##### DATA PROVIDED #####

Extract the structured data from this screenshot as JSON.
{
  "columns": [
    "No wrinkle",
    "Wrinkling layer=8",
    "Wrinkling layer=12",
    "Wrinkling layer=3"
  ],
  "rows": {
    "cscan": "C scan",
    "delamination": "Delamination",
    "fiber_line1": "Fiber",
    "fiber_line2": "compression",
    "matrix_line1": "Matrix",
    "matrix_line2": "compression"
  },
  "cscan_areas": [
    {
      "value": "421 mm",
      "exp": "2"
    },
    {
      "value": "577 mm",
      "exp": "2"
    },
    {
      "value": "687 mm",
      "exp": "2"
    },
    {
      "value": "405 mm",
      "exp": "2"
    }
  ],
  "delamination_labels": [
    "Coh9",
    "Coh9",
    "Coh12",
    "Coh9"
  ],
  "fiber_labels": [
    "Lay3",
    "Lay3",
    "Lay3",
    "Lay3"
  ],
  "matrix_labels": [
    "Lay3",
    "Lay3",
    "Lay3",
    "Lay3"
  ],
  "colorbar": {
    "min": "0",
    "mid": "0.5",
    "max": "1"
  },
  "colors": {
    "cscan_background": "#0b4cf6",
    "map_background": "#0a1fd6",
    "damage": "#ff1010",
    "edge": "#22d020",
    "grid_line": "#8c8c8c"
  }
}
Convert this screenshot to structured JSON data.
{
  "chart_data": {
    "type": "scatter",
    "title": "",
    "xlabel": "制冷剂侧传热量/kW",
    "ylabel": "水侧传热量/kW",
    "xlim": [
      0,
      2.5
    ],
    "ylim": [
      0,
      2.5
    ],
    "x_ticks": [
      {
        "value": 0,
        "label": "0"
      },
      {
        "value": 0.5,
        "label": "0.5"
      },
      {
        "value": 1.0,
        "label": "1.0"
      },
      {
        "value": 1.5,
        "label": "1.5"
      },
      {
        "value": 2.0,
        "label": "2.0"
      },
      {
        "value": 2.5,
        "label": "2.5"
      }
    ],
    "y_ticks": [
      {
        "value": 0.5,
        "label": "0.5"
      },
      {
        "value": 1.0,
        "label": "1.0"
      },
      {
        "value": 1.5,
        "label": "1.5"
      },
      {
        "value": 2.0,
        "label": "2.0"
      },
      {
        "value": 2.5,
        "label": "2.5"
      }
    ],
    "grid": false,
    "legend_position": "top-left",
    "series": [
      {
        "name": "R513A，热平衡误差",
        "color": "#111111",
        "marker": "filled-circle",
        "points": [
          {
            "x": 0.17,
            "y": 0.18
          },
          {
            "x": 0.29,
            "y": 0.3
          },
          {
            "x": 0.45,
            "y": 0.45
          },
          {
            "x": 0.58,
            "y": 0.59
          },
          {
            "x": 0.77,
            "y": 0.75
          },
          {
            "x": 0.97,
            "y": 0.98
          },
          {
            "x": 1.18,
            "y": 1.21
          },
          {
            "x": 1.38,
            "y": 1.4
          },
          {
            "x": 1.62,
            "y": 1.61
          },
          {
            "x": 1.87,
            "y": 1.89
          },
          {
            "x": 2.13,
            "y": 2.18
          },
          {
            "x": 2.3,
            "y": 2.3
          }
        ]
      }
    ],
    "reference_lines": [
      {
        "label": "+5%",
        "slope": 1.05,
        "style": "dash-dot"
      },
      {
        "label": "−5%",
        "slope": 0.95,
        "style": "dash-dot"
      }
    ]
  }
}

#####

*TASK TO CARRY OUT:*
Copy out every line of the listing that includes the string "structured".

*ANSWER TO THIS PROBLEM:*
Extract the structured data from this screenshot as JSON.
Convert this screenshot to structured JSON data.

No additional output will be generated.